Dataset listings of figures
----------
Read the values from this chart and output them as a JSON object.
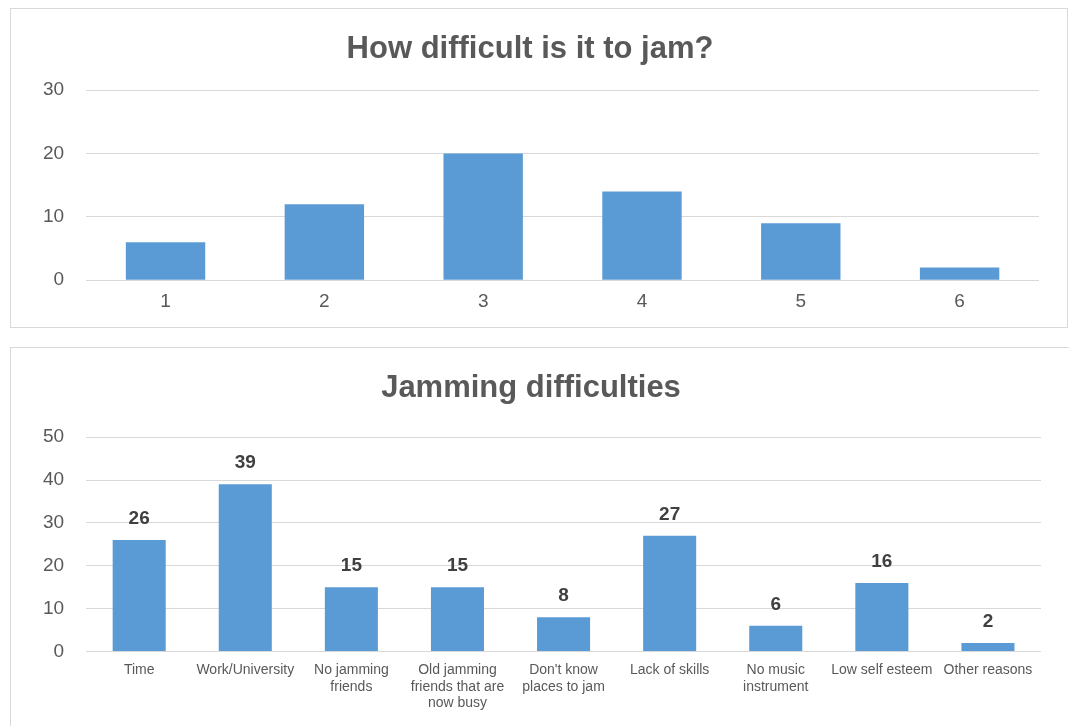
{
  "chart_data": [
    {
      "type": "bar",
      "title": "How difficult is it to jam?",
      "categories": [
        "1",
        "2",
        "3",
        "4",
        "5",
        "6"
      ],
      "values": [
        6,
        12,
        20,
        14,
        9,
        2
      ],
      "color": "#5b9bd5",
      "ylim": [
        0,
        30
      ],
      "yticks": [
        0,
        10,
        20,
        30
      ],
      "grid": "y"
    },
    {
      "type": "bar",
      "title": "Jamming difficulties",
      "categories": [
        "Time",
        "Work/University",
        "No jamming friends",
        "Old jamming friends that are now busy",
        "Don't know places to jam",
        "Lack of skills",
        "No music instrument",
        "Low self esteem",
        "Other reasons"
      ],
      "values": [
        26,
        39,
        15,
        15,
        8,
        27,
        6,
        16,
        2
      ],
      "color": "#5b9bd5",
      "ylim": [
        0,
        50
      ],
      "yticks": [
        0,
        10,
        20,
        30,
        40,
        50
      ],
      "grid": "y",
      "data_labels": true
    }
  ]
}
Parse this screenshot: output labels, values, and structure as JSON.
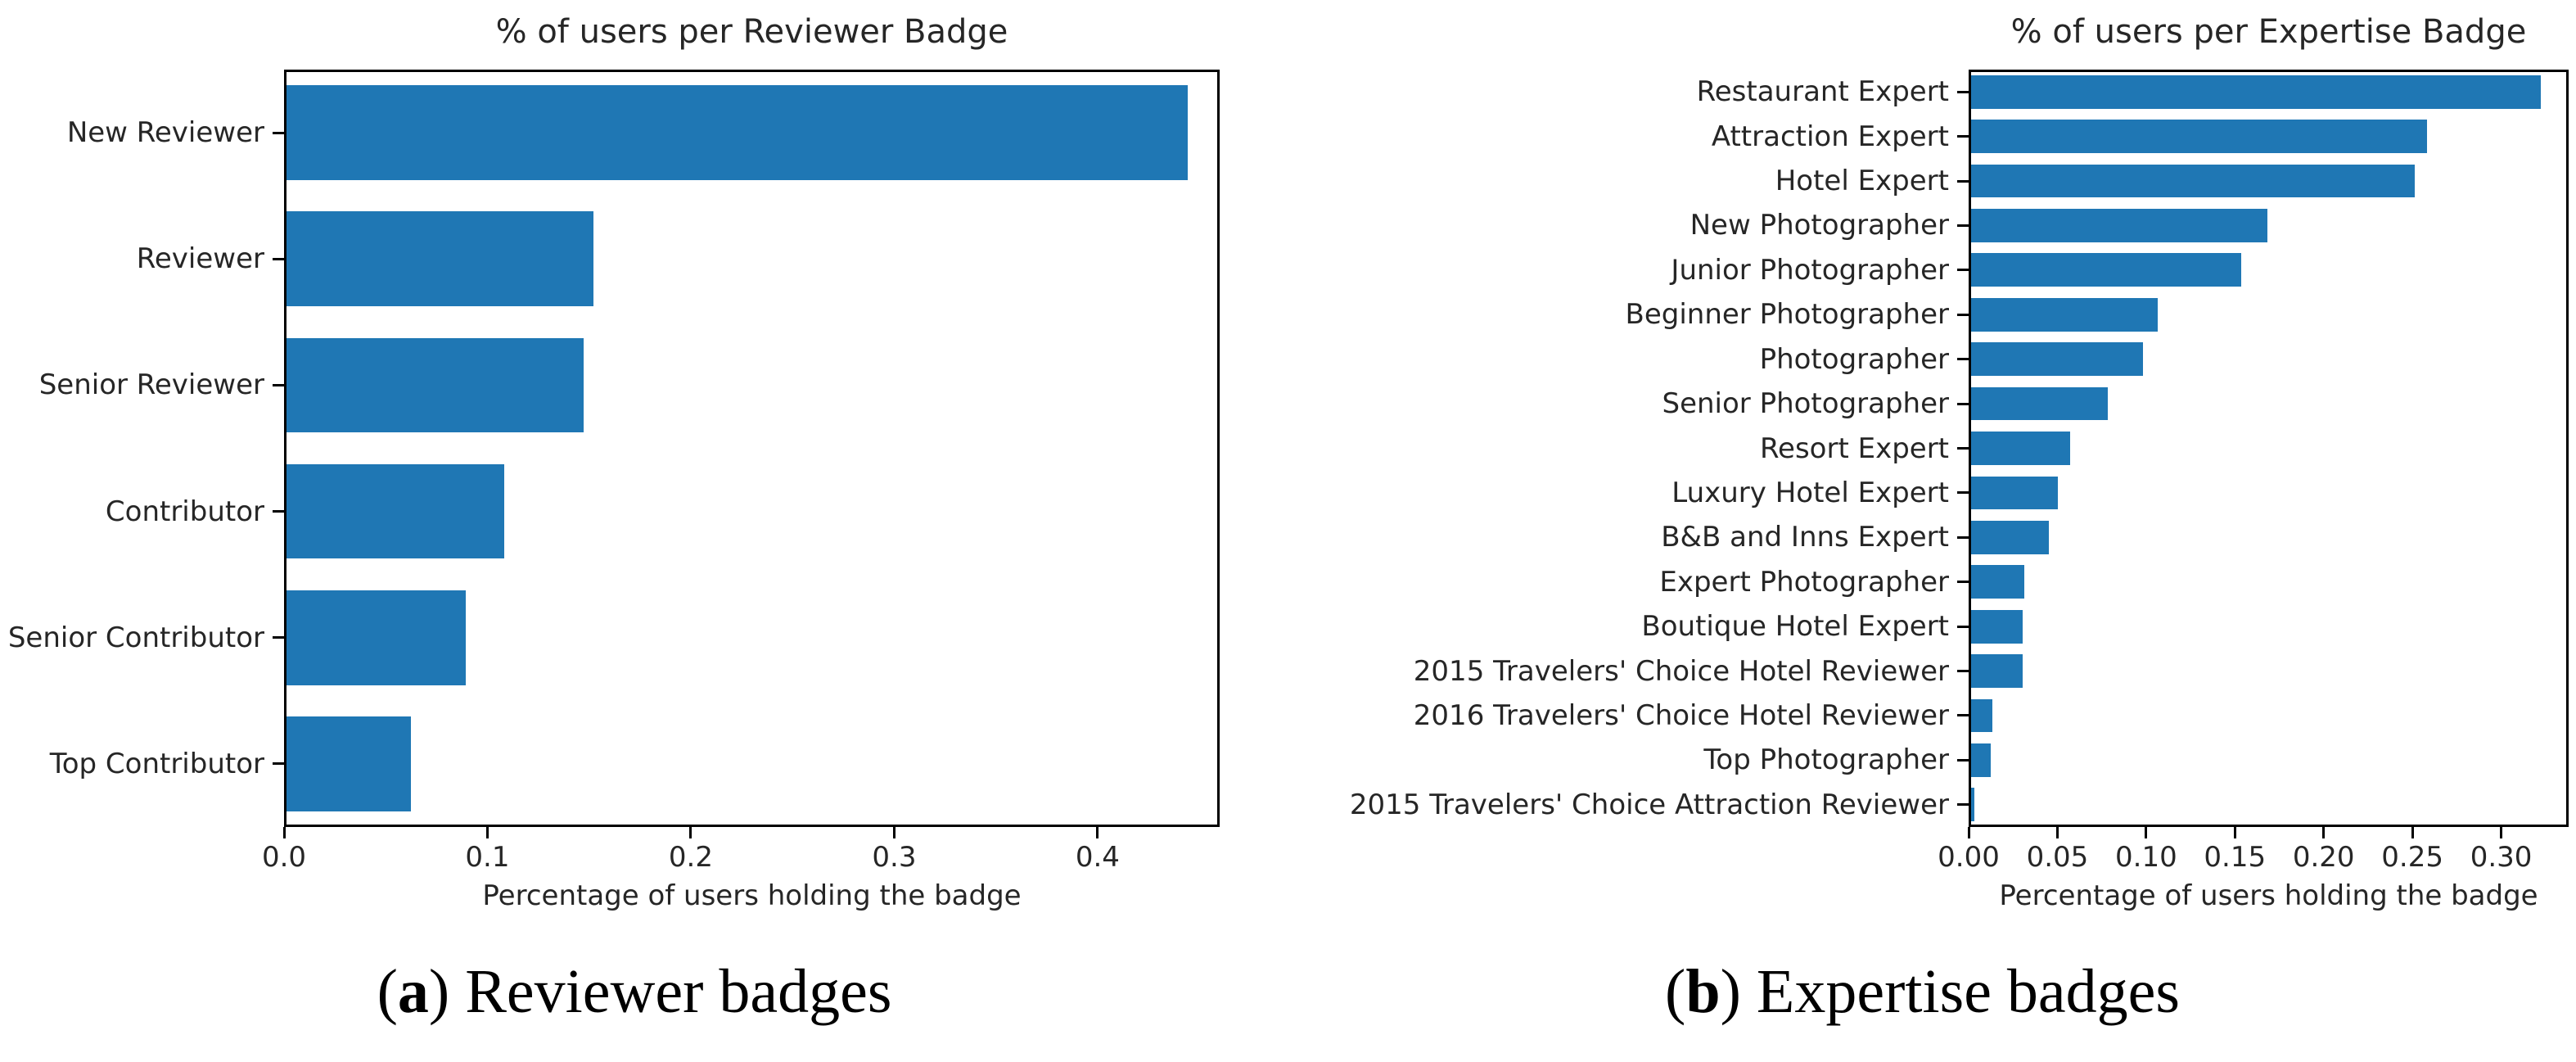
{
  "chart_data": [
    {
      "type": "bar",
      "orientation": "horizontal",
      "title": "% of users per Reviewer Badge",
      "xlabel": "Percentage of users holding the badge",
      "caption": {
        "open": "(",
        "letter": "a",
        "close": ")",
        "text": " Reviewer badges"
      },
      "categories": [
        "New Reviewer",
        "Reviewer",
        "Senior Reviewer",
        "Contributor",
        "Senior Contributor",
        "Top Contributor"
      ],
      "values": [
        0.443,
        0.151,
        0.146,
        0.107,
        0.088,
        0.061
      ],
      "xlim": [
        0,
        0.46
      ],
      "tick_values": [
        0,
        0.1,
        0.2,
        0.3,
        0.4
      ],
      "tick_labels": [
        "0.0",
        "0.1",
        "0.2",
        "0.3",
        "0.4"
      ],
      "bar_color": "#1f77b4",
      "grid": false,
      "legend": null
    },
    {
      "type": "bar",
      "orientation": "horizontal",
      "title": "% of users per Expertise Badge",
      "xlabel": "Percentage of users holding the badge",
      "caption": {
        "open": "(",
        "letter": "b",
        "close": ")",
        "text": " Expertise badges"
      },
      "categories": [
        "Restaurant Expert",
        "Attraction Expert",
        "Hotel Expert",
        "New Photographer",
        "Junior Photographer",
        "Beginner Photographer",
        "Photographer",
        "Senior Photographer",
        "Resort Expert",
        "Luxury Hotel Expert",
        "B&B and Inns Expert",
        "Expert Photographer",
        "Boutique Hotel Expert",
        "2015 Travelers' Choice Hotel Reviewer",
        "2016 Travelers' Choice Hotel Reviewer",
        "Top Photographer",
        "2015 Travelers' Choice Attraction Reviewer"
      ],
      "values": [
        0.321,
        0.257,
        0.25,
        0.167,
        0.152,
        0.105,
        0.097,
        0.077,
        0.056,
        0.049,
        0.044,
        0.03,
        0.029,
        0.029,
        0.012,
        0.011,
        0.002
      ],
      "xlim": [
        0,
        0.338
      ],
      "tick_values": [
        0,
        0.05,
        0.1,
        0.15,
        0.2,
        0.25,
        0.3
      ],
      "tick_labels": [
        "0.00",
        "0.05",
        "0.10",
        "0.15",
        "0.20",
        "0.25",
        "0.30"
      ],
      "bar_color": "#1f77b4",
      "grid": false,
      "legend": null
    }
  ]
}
----------
§ Written task: Extract the entries in full, exactly as they are, minus the pictures.

§ Task response:
Read the values from this chart and output them as a JSON object.
{
  "chart_data": [
    {
      "type": "bar",
      "title": "How difficult is it to jam?",
      "categories": [
        "1",
        "2",
        "3",
        "4",
        "5",
        "6"
      ],
      "values": [
        6,
        12,
        20,
        14,
        9,
        2
      ],
      "color": "#5b9bd5",
      "ylim": [
        0,
        30
      ],
      "yticks": [
        0,
        10,
        20,
        30
      ],
      "grid": "y"
    },
    {
      "type": "bar",
      "title": "Jamming difficulties",
      "categories": [
        "Time",
        "Work/University",
        "No jamming friends",
        "Old jamming friends that are now busy",
        "Don't know places to jam",
        "Lack of skills",
        "No music instrument",
        "Low self esteem",
        "Other reasons"
      ],
      "values": [
        26,
        39,
        15,
        15,
        8,
        27,
        6,
        16,
        2
      ],
      "color": "#5b9bd5",
      "ylim": [
        0,
        50
      ],
      "yticks": [
        0,
        10,
        20,
        30,
        40,
        50
      ],
      "grid": "y",
      "data_labels": true
    }
  ]
}
Parse this screenshot: output labels, values, and structure as JSON.
{
  "chart_data": [
    {
      "type": "bar",
      "orientation": "horizontal",
      "title": "% of users per Reviewer Badge",
      "xlabel": "Percentage of users holding the badge",
      "caption": {
        "open": "(",
        "letter": "a",
        "close": ")",
        "text": " Reviewer badges"
      },
      "categories": [
        "New Reviewer",
        "Reviewer",
        "Senior Reviewer",
        "Contributor",
        "Senior Contributor",
        "Top Contributor"
      ],
      "values": [
        0.443,
        0.151,
        0.146,
        0.107,
        0.088,
        0.061
      ],
      "xlim": [
        0,
        0.46
      ],
      "tick_values": [
        0,
        0.1,
        0.2,
        0.3,
        0.4
      ],
      "tick_labels": [
        "0.0",
        "0.1",
        "0.2",
        "0.3",
        "0.4"
      ],
      "bar_color": "#1f77b4",
      "grid": false,
      "legend": null
    },
    {
      "type": "bar",
      "orientation": "horizontal",
      "title": "% of users per Expertise Badge",
      "xlabel": "Percentage of users holding the badge",
      "caption": {
        "open": "(",
        "letter": "b",
        "close": ")",
        "text": " Expertise badges"
      },
      "categories": [
        "Restaurant Expert",
        "Attraction Expert",
        "Hotel Expert",
        "New Photographer",
        "Junior Photographer",
        "Beginner Photographer",
        "Photographer",
        "Senior Photographer",
        "Resort Expert",
        "Luxury Hotel Expert",
        "B&B and Inns Expert",
        "Expert Photographer",
        "Boutique Hotel Expert",
        "2015 Travelers' Choice Hotel Reviewer",
        "2016 Travelers' Choice Hotel Reviewer",
        "Top Photographer",
        "2015 Travelers' Choice Attraction Reviewer"
      ],
      "values": [
        0.321,
        0.257,
        0.25,
        0.167,
        0.152,
        0.105,
        0.097,
        0.077,
        0.056,
        0.049,
        0.044,
        0.03,
        0.029,
        0.029,
        0.012,
        0.011,
        0.002
      ],
      "xlim": [
        0,
        0.338
      ],
      "tick_values": [
        0,
        0.05,
        0.1,
        0.15,
        0.2,
        0.25,
        0.3
      ],
      "tick_labels": [
        "0.00",
        "0.05",
        "0.10",
        "0.15",
        "0.20",
        "0.25",
        "0.30"
      ],
      "bar_color": "#1f77b4",
      "grid": false,
      "legend": null
    }
  ]
}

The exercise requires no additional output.